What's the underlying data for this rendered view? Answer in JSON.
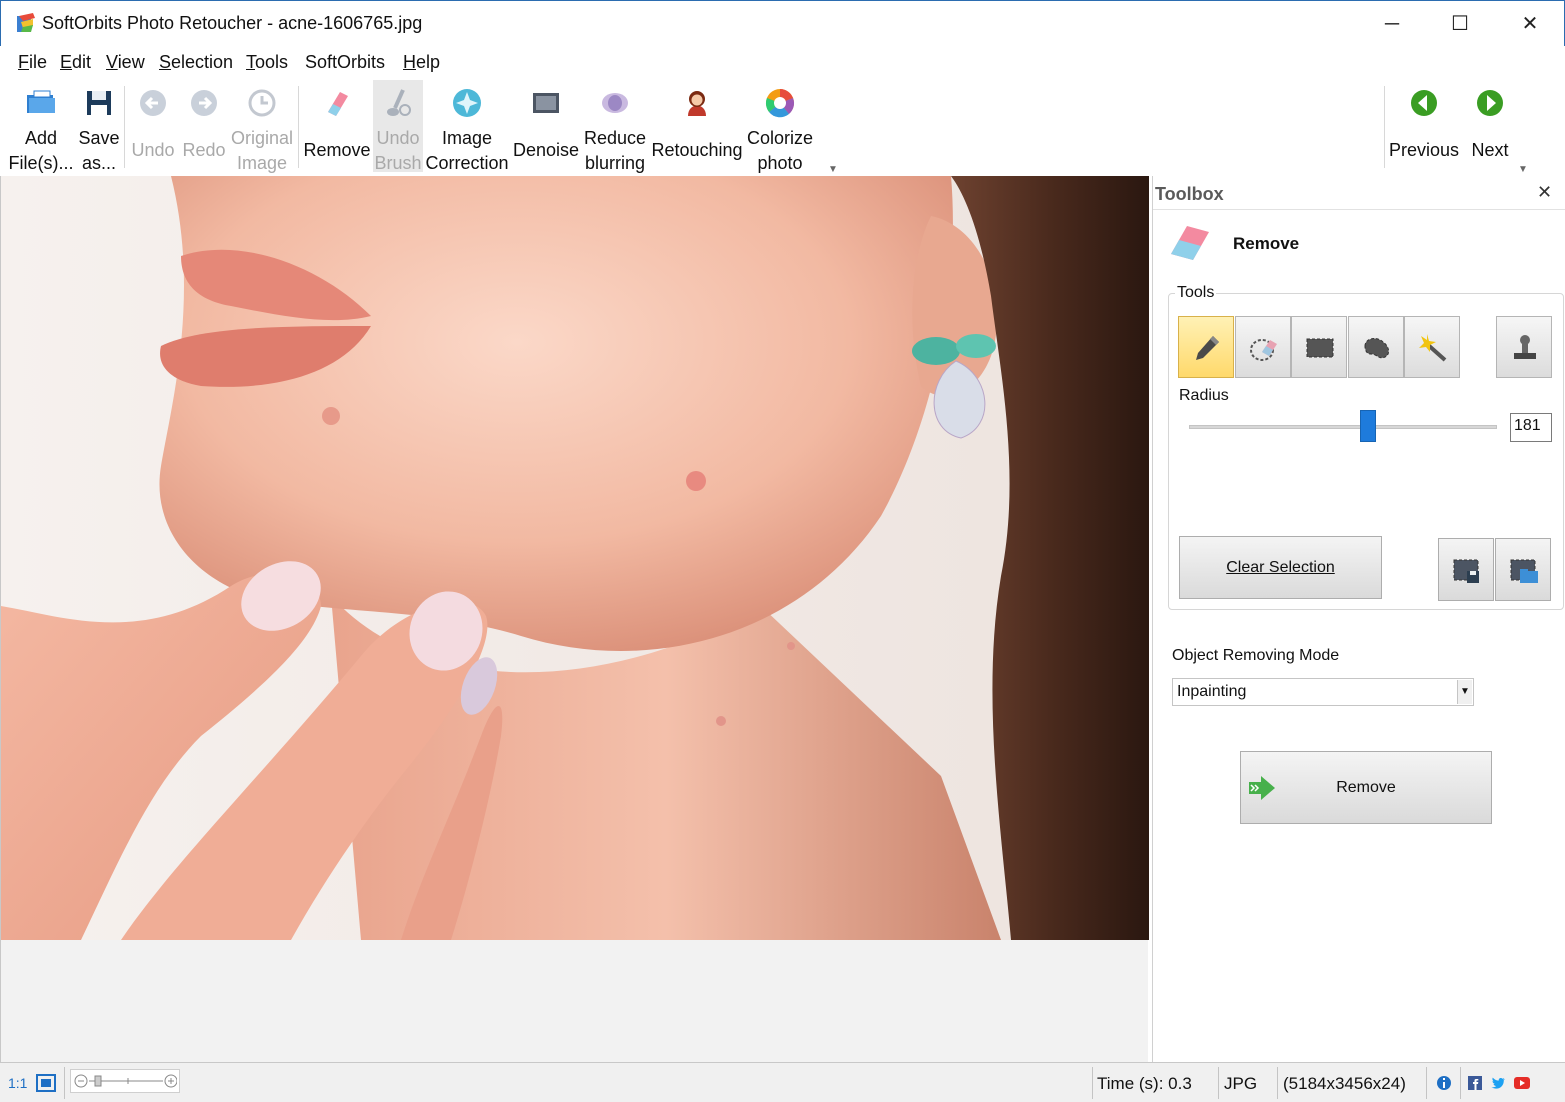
{
  "window": {
    "title": "SoftOrbits Photo Retoucher - acne-1606765.jpg",
    "minimize": "─",
    "maximize": "☐",
    "close": "✕"
  },
  "menu": {
    "items": [
      {
        "pre": "",
        "ul": "F",
        "post": "ile"
      },
      {
        "pre": "",
        "ul": "E",
        "post": "dit"
      },
      {
        "pre": "",
        "ul": "V",
        "post": "iew"
      },
      {
        "pre": "",
        "ul": "S",
        "post": "election"
      },
      {
        "pre": "",
        "ul": "T",
        "post": "ools"
      },
      {
        "pre": "SoftOrbits",
        "ul": "",
        "post": ""
      },
      {
        "pre": "",
        "ul": "H",
        "post": "elp"
      }
    ]
  },
  "ribbon": {
    "add_files": {
      "line1": "Add",
      "line2": "File(s)..."
    },
    "save_as": {
      "line1": "Save",
      "line2": "as..."
    },
    "undo": {
      "label": "Undo"
    },
    "redo": {
      "label": "Redo"
    },
    "original_image": {
      "line1": "Original",
      "line2": "Image"
    },
    "remove": {
      "label": "Remove"
    },
    "undo_brush": {
      "line1": "Undo",
      "line2": "Brush"
    },
    "image_correction": {
      "line1": "Image",
      "line2": "Correction"
    },
    "denoise": {
      "label": "Denoise"
    },
    "reduce_blurring": {
      "line1": "Reduce",
      "line2": "blurring"
    },
    "retouching": {
      "label": "Retouching"
    },
    "colorize_photo": {
      "line1": "Colorize",
      "line2": "photo"
    },
    "previous": {
      "label": "Previous"
    },
    "next": {
      "label": "Next"
    },
    "overflow": "▼"
  },
  "toolbox": {
    "title": "Toolbox",
    "close": "✕",
    "section_title": "Remove",
    "tools_label": "Tools",
    "radius_label": "Radius",
    "radius_value": "181",
    "radius_fraction": 0.58,
    "clear_selection": "Clear Selection",
    "mode_label": "Object Removing Mode",
    "mode_value": "Inpainting",
    "mode_arrow": "▼",
    "remove_button": "Remove"
  },
  "status": {
    "ratio": "1:1",
    "time": "Time (s): 0.3",
    "format": "JPG",
    "dimensions": "(5184x3456x24)"
  },
  "colors": {
    "accent_blue": "#1e7bdc",
    "active_tool": "#ffd96b",
    "nav_green": "#3a9d23"
  }
}
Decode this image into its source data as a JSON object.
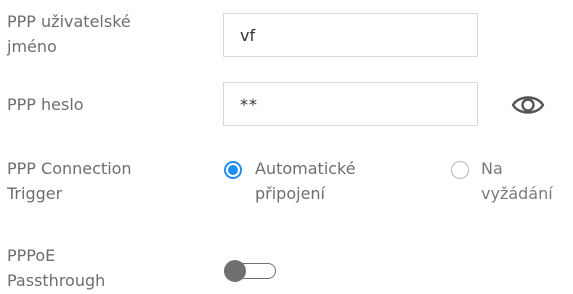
{
  "fields": {
    "username": {
      "label_line1": "PPP uživatelské",
      "label_line2": "jméno",
      "value": "vf"
    },
    "password": {
      "label": "PPP heslo",
      "value": "**",
      "reveal_icon": "eye-icon"
    },
    "connection_trigger": {
      "label_line1": "PPP Connection",
      "label_line2": "Trigger",
      "options": [
        {
          "line1": "Automatické",
          "line2": "připojení",
          "selected": true
        },
        {
          "line1": "Na",
          "line2": "vyžádání",
          "selected": false
        }
      ]
    },
    "pppoe_passthrough": {
      "label_line1": "PPPoE",
      "label_line2": "Passthrough",
      "enabled": false
    }
  },
  "colors": {
    "accent": "#1e8ff0",
    "label_text": "#6e6e6e",
    "toggle_off": "#707070",
    "input_border": "#d8d8d8"
  }
}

··········

Work required:
Each line from the one containing "Decode this image" through the last line of the listing is to be given again exactly, with no pictures and no other lines.

Output of the task:
Decode this image into its source data as a JSON object.
{
  "fields": {
    "username": {
      "label_line1": "PPP uživatelské",
      "label_line2": "jméno",
      "value": "vf"
    },
    "password": {
      "label": "PPP heslo",
      "value": "**",
      "reveal_icon": "eye-icon"
    },
    "connection_trigger": {
      "label_line1": "PPP Connection",
      "label_line2": "Trigger",
      "options": [
        {
          "line1": "Automatické",
          "line2": "připojení",
          "selected": true
        },
        {
          "line1": "Na",
          "line2": "vyžádání",
          "selected": false
        }
      ]
    },
    "pppoe_passthrough": {
      "label_line1": "PPPoE",
      "label_line2": "Passthrough",
      "enabled": false
    }
  },
  "colors": {
    "accent": "#1e8ff0",
    "label_text": "#6e6e6e",
    "toggle_off": "#707070",
    "input_border": "#d8d8d8"
  }
}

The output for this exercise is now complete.